• [Source records]
========================

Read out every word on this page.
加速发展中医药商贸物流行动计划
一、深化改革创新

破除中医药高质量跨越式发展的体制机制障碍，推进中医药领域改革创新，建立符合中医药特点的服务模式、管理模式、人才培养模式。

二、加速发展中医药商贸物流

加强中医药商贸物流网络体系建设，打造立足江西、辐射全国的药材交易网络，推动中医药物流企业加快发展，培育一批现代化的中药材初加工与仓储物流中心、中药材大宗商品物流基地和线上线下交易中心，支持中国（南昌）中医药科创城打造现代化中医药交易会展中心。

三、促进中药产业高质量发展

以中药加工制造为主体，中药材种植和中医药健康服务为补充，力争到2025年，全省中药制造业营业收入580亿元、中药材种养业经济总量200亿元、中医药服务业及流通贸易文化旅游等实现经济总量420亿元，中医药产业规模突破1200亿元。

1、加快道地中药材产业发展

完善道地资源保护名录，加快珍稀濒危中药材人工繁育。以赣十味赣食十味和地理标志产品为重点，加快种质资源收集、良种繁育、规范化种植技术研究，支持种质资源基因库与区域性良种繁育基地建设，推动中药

========================

• [Requirement]
Output the data above exactly, please, line for line.

• [Output of the task]
Read out every word on this page.
加速发展中医药商贸物流行动计划
一、深化改革创新

破除中医药高质量跨越式发展的体制机制障碍，推进中医药领域改革创新，建立符合中医药特点的服务模式、管理模式、人才培养模式。

二、加速发展中医药商贸物流

加强中医药商贸物流网络体系建设，打造立足江西、辐射全国的药材交易网络，推动中医药物流企业加快发展，培育一批现代化的中药材初加工与仓储物流中心、中药材大宗商品物流基地和线上线下交易中心，支持中国（南昌）中医药科创城打造现代化中医药交易会展中心。

三、促进中药产业高质量发展

以中药加工制造为主体，中药材种植和中医药健康服务为补充，力争到2025年，全省中药制造业营业收入580亿元、中药材种养业经济总量200亿元、中医药服务业及流通贸易文化旅游等实现经济总量420亿元，中医药产业规模突破1200亿元。

1、加快道地中药材产业发展

完善道地资源保护名录，加快珍稀濒危中药材人工繁育。以赣十味赣食十味和地理标志产品为重点，加快种质资源收集、良种繁育、规范化种植技术研究，支持种质资源基因库与区域性良种繁育基地建设，推动中药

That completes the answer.